■ Provided records ■
>> Start

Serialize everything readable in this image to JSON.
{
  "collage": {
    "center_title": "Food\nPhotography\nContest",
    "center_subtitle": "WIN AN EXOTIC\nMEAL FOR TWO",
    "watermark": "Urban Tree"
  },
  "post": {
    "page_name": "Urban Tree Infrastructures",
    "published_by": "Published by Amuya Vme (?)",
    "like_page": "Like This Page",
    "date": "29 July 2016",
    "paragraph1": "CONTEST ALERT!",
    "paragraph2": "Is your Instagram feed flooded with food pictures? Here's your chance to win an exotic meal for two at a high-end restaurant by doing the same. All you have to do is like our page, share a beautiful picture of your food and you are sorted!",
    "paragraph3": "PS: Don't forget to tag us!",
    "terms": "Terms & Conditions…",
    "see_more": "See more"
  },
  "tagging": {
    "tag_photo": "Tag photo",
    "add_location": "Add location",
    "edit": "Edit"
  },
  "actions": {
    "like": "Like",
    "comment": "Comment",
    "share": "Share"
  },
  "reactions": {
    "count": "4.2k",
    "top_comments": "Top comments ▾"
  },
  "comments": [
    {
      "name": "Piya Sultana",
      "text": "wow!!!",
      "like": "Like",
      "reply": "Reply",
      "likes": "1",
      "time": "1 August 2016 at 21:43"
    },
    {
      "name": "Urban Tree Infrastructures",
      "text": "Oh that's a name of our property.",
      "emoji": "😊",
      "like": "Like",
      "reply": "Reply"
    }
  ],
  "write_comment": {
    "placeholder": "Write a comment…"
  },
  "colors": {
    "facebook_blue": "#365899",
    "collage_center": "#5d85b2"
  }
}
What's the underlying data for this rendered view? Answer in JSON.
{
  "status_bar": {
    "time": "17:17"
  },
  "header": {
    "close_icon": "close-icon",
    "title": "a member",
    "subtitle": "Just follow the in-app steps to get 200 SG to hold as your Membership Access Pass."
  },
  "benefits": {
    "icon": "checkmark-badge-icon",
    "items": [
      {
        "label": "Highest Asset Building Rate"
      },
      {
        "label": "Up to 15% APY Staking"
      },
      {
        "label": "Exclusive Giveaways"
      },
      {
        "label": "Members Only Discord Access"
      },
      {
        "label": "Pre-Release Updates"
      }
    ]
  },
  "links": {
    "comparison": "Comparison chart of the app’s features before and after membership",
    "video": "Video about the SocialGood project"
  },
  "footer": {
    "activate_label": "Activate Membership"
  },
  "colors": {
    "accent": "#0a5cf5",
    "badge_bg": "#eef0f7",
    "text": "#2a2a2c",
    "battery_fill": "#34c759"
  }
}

>> End

■ Problem description ■
Each of the records should be retyped exactly.

■ The response ■
Serialize everything readable in this image to JSON.
{
  "collage": {
    "center_title": "Food\nPhotography\nContest",
    "center_subtitle": "WIN AN EXOTIC\nMEAL FOR TWO",
    "watermark": "Urban Tree"
  },
  "post": {
    "page_name": "Urban Tree Infrastructures",
    "published_by": "Published by Amuya Vme (?)",
    "like_page": "Like This Page",
    "date": "29 July 2016",
    "paragraph1": "CONTEST ALERT!",
    "paragraph2": "Is your Instagram feed flooded with food pictures? Here's your chance to win an exotic meal for two at a high-end restaurant by doing the same. All you have to do is like our page, share a beautiful picture of your food and you are sorted!",
    "paragraph3": "PS: Don't forget to tag us!",
    "terms": "Terms & Conditions…",
    "see_more": "See more"
  },
  "tagging": {
    "tag_photo": "Tag photo",
    "add_location": "Add location",
    "edit": "Edit"
  },
  "actions": {
    "like": "Like",
    "comment": "Comment",
    "share": "Share"
  },
  "reactions": {
    "count": "4.2k",
    "top_comments": "Top comments ▾"
  },
  "comments": [
    {
      "name": "Piya Sultana",
      "text": "wow!!!",
      "like": "Like",
      "reply": "Reply",
      "likes": "1",
      "time": "1 August 2016 at 21:43"
    },
    {
      "name": "Urban Tree Infrastructures",
      "text": "Oh that's a name of our property.",
      "emoji": "😊",
      "like": "Like",
      "reply": "Reply"
    }
  ],
  "write_comment": {
    "placeholder": "Write a comment…"
  },
  "colors": {
    "facebook_blue": "#365899",
    "collage_center": "#5d85b2"
  }
}
What's the underlying data for this rendered view? Answer in JSON.
{
  "status_bar": {
    "time": "17:17"
  },
  "header": {
    "close_icon": "close-icon",
    "title": "a member",
    "subtitle": "Just follow the in-app steps to get 200 SG to hold as your Membership Access Pass."
  },
  "benefits": {
    "icon": "checkmark-badge-icon",
    "items": [
      {
        "label": "Highest Asset Building Rate"
      },
      {
        "label": "Up to 15% APY Staking"
      },
      {
        "label": "Exclusive Giveaways"
      },
      {
        "label": "Members Only Discord Access"
      },
      {
        "label": "Pre-Release Updates"
      }
    ]
  },
  "links": {
    "comparison": "Comparison chart of the app’s features before and after membership",
    "video": "Video about the SocialGood project"
  },
  "footer": {
    "activate_label": "Activate Membership"
  },
  "colors": {
    "accent": "#0a5cf5",
    "badge_bg": "#eef0f7",
    "text": "#2a2a2c",
    "battery_fill": "#34c759"
  }
}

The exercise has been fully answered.